— WHAT IS BEING ASKED —
Give the records back in full, exactly as they read.

— DATA FOR THIS EXERCISE —
- - - -

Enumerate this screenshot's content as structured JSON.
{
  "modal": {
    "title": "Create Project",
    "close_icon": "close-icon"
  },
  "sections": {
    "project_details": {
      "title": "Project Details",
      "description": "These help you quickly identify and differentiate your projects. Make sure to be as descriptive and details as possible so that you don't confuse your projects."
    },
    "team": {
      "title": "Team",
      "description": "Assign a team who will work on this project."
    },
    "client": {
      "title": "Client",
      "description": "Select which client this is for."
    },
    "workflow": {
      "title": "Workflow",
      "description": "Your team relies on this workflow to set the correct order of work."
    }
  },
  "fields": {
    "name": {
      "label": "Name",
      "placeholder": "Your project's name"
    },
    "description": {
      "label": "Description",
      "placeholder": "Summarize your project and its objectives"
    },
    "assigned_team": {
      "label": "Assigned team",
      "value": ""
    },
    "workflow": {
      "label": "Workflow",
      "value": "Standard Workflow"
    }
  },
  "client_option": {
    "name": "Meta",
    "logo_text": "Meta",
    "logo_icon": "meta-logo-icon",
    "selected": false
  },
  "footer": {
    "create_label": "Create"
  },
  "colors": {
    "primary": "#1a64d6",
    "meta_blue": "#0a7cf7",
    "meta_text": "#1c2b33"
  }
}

- - - -

— OUTPUT OF THE EXERCISE —
Enumerate this screenshot's content as structured JSON.
{
  "modal": {
    "title": "Create Project",
    "close_icon": "close-icon"
  },
  "sections": {
    "project_details": {
      "title": "Project Details",
      "description": "These help you quickly identify and differentiate your projects. Make sure to be as descriptive and details as possible so that you don't confuse your projects."
    },
    "team": {
      "title": "Team",
      "description": "Assign a team who will work on this project."
    },
    "client": {
      "title": "Client",
      "description": "Select which client this is for."
    },
    "workflow": {
      "title": "Workflow",
      "description": "Your team relies on this workflow to set the correct order of work."
    }
  },
  "fields": {
    "name": {
      "label": "Name",
      "placeholder": "Your project's name"
    },
    "description": {
      "label": "Description",
      "placeholder": "Summarize your project and its objectives"
    },
    "assigned_team": {
      "label": "Assigned team",
      "value": ""
    },
    "workflow": {
      "label": "Workflow",
      "value": "Standard Workflow"
    }
  },
  "client_option": {
    "name": "Meta",
    "logo_text": "Meta",
    "logo_icon": "meta-logo-icon",
    "selected": false
  },
  "footer": {
    "create_label": "Create"
  },
  "colors": {
    "primary": "#1a64d6",
    "meta_blue": "#0a7cf7",
    "meta_text": "#1c2b33"
  }
}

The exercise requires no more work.